╔══

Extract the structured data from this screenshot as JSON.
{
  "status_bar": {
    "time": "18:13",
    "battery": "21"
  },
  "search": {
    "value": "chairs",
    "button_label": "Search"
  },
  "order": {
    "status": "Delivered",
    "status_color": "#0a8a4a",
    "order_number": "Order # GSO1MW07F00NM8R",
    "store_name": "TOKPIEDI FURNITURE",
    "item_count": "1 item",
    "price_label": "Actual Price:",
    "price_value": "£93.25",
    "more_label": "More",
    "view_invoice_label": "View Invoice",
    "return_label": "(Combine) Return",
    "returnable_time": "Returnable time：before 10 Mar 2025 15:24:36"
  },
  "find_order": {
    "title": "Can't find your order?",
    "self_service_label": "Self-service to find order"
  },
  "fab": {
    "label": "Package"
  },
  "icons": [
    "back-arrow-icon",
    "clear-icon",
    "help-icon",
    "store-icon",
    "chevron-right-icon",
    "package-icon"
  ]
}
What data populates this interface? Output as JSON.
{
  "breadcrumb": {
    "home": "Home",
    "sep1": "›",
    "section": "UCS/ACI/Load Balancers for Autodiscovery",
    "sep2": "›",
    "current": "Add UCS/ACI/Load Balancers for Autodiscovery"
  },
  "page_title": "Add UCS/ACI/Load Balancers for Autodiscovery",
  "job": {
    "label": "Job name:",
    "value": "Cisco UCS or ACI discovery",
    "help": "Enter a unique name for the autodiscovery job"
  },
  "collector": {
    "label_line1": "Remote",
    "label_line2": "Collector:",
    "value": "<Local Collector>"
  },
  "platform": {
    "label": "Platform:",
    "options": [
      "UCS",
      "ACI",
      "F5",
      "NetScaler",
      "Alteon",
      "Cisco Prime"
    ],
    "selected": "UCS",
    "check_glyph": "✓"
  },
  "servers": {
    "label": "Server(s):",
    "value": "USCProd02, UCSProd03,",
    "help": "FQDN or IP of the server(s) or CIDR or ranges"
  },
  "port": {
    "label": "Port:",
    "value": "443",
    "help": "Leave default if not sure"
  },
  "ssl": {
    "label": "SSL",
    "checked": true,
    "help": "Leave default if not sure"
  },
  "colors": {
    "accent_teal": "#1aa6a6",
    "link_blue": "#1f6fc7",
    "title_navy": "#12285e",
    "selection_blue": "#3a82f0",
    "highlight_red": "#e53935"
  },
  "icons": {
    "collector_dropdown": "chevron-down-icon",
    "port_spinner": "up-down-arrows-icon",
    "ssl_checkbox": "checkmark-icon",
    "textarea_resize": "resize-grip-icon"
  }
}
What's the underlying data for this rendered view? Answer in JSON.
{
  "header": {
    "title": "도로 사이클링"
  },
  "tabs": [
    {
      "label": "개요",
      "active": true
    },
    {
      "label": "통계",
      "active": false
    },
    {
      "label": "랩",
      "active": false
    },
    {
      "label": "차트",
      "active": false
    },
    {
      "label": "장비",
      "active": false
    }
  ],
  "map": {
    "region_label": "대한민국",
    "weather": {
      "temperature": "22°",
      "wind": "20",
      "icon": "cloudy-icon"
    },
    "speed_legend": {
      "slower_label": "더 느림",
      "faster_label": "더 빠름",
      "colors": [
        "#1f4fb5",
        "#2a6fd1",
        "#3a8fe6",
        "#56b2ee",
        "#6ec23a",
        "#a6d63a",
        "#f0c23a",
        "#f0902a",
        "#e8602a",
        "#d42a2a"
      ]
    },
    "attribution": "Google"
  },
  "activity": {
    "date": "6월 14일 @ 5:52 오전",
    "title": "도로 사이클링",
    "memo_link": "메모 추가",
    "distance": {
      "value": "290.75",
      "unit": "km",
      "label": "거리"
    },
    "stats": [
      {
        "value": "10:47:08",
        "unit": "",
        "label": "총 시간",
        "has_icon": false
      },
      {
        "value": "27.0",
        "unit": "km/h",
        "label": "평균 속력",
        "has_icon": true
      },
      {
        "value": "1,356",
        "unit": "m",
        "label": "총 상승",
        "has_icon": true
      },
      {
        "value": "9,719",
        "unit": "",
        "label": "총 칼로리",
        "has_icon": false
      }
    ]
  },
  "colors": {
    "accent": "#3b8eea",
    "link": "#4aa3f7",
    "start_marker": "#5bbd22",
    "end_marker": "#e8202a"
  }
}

╚══

### Goal of the exercise
Go through the records and print each one exactly.

### Result
Extract the structured data from this screenshot as JSON.
{
  "status_bar": {
    "time": "18:13",
    "battery": "21"
  },
  "search": {
    "value": "chairs",
    "button_label": "Search"
  },
  "order": {
    "status": "Delivered",
    "status_color": "#0a8a4a",
    "order_number": "Order # GSO1MW07F00NM8R",
    "store_name": "TOKPIEDI FURNITURE",
    "item_count": "1 item",
    "price_label": "Actual Price:",
    "price_value": "£93.25",
    "more_label": "More",
    "view_invoice_label": "View Invoice",
    "return_label": "(Combine) Return",
    "returnable_time": "Returnable time：before 10 Mar 2025 15:24:36"
  },
  "find_order": {
    "title": "Can't find your order?",
    "self_service_label": "Self-service to find order"
  },
  "fab": {
    "label": "Package"
  },
  "icons": [
    "back-arrow-icon",
    "clear-icon",
    "help-icon",
    "store-icon",
    "chevron-right-icon",
    "package-icon"
  ]
}
What data populates this interface? Output as JSON.
{
  "breadcrumb": {
    "home": "Home",
    "sep1": "›",
    "section": "UCS/ACI/Load Balancers for Autodiscovery",
    "sep2": "›",
    "current": "Add UCS/ACI/Load Balancers for Autodiscovery"
  },
  "page_title": "Add UCS/ACI/Load Balancers for Autodiscovery",
  "job": {
    "label": "Job name:",
    "value": "Cisco UCS or ACI discovery",
    "help": "Enter a unique name for the autodiscovery job"
  },
  "collector": {
    "label_line1": "Remote",
    "label_line2": "Collector:",
    "value": "<Local Collector>"
  },
  "platform": {
    "label": "Platform:",
    "options": [
      "UCS",
      "ACI",
      "F5",
      "NetScaler",
      "Alteon",
      "Cisco Prime"
    ],
    "selected": "UCS",
    "check_glyph": "✓"
  },
  "servers": {
    "label": "Server(s):",
    "value": "USCProd02, UCSProd03,",
    "help": "FQDN or IP of the server(s) or CIDR or ranges"
  },
  "port": {
    "label": "Port:",
    "value": "443",
    "help": "Leave default if not sure"
  },
  "ssl": {
    "label": "SSL",
    "checked": true,
    "help": "Leave default if not sure"
  },
  "colors": {
    "accent_teal": "#1aa6a6",
    "link_blue": "#1f6fc7",
    "title_navy": "#12285e",
    "selection_blue": "#3a82f0",
    "highlight_red": "#e53935"
  },
  "icons": {
    "collector_dropdown": "chevron-down-icon",
    "port_spinner": "up-down-arrows-icon",
    "ssl_checkbox": "checkmark-icon",
    "textarea_resize": "resize-grip-icon"
  }
}
What's the underlying data for this rendered view? Answer in JSON.
{
  "header": {
    "title": "도로 사이클링"
  },
  "tabs": [
    {
      "label": "개요",
      "active": true
    },
    {
      "label": "통계",
      "active": false
    },
    {
      "label": "랩",
      "active": false
    },
    {
      "label": "차트",
      "active": false
    },
    {
      "label": "장비",
      "active": false
    }
  ],
  "map": {
    "region_label": "대한민국",
    "weather": {
      "temperature": "22°",
      "wind": "20",
      "icon": "cloudy-icon"
    },
    "speed_legend": {
      "slower_label": "더 느림",
      "faster_label": "더 빠름",
      "colors": [
        "#1f4fb5",
        "#2a6fd1",
        "#3a8fe6",
        "#56b2ee",
        "#6ec23a",
        "#a6d63a",
        "#f0c23a",
        "#f0902a",
        "#e8602a",
        "#d42a2a"
      ]
    },
    "attribution": "Google"
  },
  "activity": {
    "date": "6월 14일 @ 5:52 오전",
    "title": "도로 사이클링",
    "memo_link": "메모 추가",
    "distance": {
      "value": "290.75",
      "unit": "km",
      "label": "거리"
    },
    "stats": [
      {
        "value": "10:47:08",
        "unit": "",
        "label": "총 시간",
        "has_icon": false
      },
      {
        "value": "27.0",
        "unit": "km/h",
        "label": "평균 속력",
        "has_icon": true
      },
      {
        "value": "1,356",
        "unit": "m",
        "label": "총 상승",
        "has_icon": true
      },
      {
        "value": "9,719",
        "unit": "",
        "label": "총 칼로리",
        "has_icon": false
      }
    ]
  },
  "colors": {
    "accent": "#3b8eea",
    "link": "#4aa3f7",
    "start_marker": "#5bbd22",
    "end_marker": "#e8202a"
  }
}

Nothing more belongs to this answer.